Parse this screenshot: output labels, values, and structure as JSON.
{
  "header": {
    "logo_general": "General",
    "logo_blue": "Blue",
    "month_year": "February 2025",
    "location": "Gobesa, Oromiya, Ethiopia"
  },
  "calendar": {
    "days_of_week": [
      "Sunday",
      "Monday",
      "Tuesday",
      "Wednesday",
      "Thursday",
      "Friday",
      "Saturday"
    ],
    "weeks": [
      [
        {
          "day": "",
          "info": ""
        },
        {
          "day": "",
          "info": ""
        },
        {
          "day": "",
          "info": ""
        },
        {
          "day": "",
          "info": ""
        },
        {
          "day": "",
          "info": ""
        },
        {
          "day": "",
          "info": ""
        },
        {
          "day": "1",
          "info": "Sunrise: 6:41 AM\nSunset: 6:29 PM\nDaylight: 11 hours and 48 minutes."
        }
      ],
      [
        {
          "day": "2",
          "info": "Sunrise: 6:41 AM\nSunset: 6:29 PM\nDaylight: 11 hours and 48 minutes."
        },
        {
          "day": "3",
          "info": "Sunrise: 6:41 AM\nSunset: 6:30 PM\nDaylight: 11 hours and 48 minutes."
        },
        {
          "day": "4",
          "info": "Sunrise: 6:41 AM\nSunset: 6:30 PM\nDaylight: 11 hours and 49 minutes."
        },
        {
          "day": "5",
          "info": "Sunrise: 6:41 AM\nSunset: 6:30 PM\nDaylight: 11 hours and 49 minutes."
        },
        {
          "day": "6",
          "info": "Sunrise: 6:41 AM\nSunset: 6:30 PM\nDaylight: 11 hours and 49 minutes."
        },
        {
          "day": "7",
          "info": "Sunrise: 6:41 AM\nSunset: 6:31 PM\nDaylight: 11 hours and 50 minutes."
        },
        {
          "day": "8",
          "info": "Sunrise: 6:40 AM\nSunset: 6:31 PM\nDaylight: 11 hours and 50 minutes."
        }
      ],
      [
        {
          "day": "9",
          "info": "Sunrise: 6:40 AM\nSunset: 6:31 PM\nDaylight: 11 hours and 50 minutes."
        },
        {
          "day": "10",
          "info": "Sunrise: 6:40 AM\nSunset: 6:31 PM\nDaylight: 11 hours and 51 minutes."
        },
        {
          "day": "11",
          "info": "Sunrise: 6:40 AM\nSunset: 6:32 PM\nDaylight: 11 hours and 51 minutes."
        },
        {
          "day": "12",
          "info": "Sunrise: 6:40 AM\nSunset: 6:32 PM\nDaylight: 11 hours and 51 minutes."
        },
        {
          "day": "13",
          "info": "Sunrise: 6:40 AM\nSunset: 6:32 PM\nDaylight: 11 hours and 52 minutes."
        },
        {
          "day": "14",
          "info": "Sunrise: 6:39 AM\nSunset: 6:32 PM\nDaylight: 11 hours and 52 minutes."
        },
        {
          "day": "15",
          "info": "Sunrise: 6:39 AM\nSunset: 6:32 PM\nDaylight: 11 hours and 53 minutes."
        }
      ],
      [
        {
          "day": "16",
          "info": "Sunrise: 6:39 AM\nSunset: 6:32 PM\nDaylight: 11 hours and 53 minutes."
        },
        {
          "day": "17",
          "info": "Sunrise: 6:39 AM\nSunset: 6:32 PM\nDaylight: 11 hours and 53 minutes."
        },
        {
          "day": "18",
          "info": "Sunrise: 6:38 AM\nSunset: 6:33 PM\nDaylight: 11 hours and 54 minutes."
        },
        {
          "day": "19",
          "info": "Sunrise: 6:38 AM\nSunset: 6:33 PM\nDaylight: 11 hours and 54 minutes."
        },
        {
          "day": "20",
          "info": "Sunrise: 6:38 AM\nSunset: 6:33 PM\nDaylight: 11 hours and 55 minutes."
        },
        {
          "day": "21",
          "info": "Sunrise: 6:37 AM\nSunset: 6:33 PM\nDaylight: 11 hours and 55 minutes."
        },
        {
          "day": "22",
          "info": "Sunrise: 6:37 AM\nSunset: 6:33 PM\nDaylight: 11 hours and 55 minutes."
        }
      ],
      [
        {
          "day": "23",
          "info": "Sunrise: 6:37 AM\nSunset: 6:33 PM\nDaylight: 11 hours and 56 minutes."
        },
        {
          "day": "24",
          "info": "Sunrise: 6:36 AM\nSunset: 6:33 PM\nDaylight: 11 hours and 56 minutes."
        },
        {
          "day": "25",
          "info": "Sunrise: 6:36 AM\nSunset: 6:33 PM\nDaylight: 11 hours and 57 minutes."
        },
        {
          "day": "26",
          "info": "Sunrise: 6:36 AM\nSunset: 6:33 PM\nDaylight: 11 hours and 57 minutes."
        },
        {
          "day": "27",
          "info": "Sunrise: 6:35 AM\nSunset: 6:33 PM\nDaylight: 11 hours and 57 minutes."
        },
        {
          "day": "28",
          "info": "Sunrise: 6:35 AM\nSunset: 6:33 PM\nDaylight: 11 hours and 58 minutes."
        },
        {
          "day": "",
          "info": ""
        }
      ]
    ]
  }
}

====

**What you have to do**
Write out every line of the material again, exactly as it reads.

**The answer**
Parse this screenshot: output labels, values, and structure as JSON.
{
  "header": {
    "logo_general": "General",
    "logo_blue": "Blue",
    "month_year": "February 2025",
    "location": "Gobesa, Oromiya, Ethiopia"
  },
  "calendar": {
    "days_of_week": [
      "Sunday",
      "Monday",
      "Tuesday",
      "Wednesday",
      "Thursday",
      "Friday",
      "Saturday"
    ],
    "weeks": [
      [
        {
          "day": "",
          "info": ""
        },
        {
          "day": "",
          "info": ""
        },
        {
          "day": "",
          "info": ""
        },
        {
          "day": "",
          "info": ""
        },
        {
          "day": "",
          "info": ""
        },
        {
          "day": "",
          "info": ""
        },
        {
          "day": "1",
          "info": "Sunrise: 6:41 AM\nSunset: 6:29 PM\nDaylight: 11 hours and 48 minutes."
        }
      ],
      [
        {
          "day": "2",
          "info": "Sunrise: 6:41 AM\nSunset: 6:29 PM\nDaylight: 11 hours and 48 minutes."
        },
        {
          "day": "3",
          "info": "Sunrise: 6:41 AM\nSunset: 6:30 PM\nDaylight: 11 hours and 48 minutes."
        },
        {
          "day": "4",
          "info": "Sunrise: 6:41 AM\nSunset: 6:30 PM\nDaylight: 11 hours and 49 minutes."
        },
        {
          "day": "5",
          "info": "Sunrise: 6:41 AM\nSunset: 6:30 PM\nDaylight: 11 hours and 49 minutes."
        },
        {
          "day": "6",
          "info": "Sunrise: 6:41 AM\nSunset: 6:30 PM\nDaylight: 11 hours and 49 minutes."
        },
        {
          "day": "7",
          "info": "Sunrise: 6:41 AM\nSunset: 6:31 PM\nDaylight: 11 hours and 50 minutes."
        },
        {
          "day": "8",
          "info": "Sunrise: 6:40 AM\nSunset: 6:31 PM\nDaylight: 11 hours and 50 minutes."
        }
      ],
      [
        {
          "day": "9",
          "info": "Sunrise: 6:40 AM\nSunset: 6:31 PM\nDaylight: 11 hours and 50 minutes."
        },
        {
          "day": "10",
          "info": "Sunrise: 6:40 AM\nSunset: 6:31 PM\nDaylight: 11 hours and 51 minutes."
        },
        {
          "day": "11",
          "info": "Sunrise: 6:40 AM\nSunset: 6:32 PM\nDaylight: 11 hours and 51 minutes."
        },
        {
          "day": "12",
          "info": "Sunrise: 6:40 AM\nSunset: 6:32 PM\nDaylight: 11 hours and 51 minutes."
        },
        {
          "day": "13",
          "info": "Sunrise: 6:40 AM\nSunset: 6:32 PM\nDaylight: 11 hours and 52 minutes."
        },
        {
          "day": "14",
          "info": "Sunrise: 6:39 AM\nSunset: 6:32 PM\nDaylight: 11 hours and 52 minutes."
        },
        {
          "day": "15",
          "info": "Sunrise: 6:39 AM\nSunset: 6:32 PM\nDaylight: 11 hours and 53 minutes."
        }
      ],
      [
        {
          "day": "16",
          "info": "Sunrise: 6:39 AM\nSunset: 6:32 PM\nDaylight: 11 hours and 53 minutes."
        },
        {
          "day": "17",
          "info": "Sunrise: 6:39 AM\nSunset: 6:32 PM\nDaylight: 11 hours and 53 minutes."
        },
        {
          "day": "18",
          "info": "Sunrise: 6:38 AM\nSunset: 6:33 PM\nDaylight: 11 hours and 54 minutes."
        },
        {
          "day": "19",
          "info": "Sunrise: 6:38 AM\nSunset: 6:33 PM\nDaylight: 11 hours and 54 minutes."
        },
        {
          "day": "20",
          "info": "Sunrise: 6:38 AM\nSunset: 6:33 PM\nDaylight: 11 hours and 55 minutes."
        },
        {
          "day": "21",
          "info": "Sunrise: 6:37 AM\nSunset: 6:33 PM\nDaylight: 11 hours and 55 minutes."
        },
        {
          "day": "22",
          "info": "Sunrise: 6:37 AM\nSunset: 6:33 PM\nDaylight: 11 hours and 55 minutes."
        }
      ],
      [
        {
          "day": "23",
          "info": "Sunrise: 6:37 AM\nSunset: 6:33 PM\nDaylight: 11 hours and 56 minutes."
        },
        {
          "day": "24",
          "info": "Sunrise: 6:36 AM\nSunset: 6:33 PM\nDaylight: 11 hours and 56 minutes."
        },
        {
          "day": "25",
          "info": "Sunrise: 6:36 AM\nSunset: 6:33 PM\nDaylight: 11 hours and 57 minutes."
        },
        {
          "day": "26",
          "info": "Sunrise: 6:36 AM\nSunset: 6:33 PM\nDaylight: 11 hours and 57 minutes."
        },
        {
          "day": "27",
          "info": "Sunrise: 6:35 AM\nSunset: 6:33 PM\nDaylight: 11 hours and 57 minutes."
        },
        {
          "day": "28",
          "info": "Sunrise: 6:35 AM\nSunset: 6:33 PM\nDaylight: 11 hours and 58 minutes."
        },
        {
          "day": "",
          "info": ""
        }
      ]
    ]
  }
}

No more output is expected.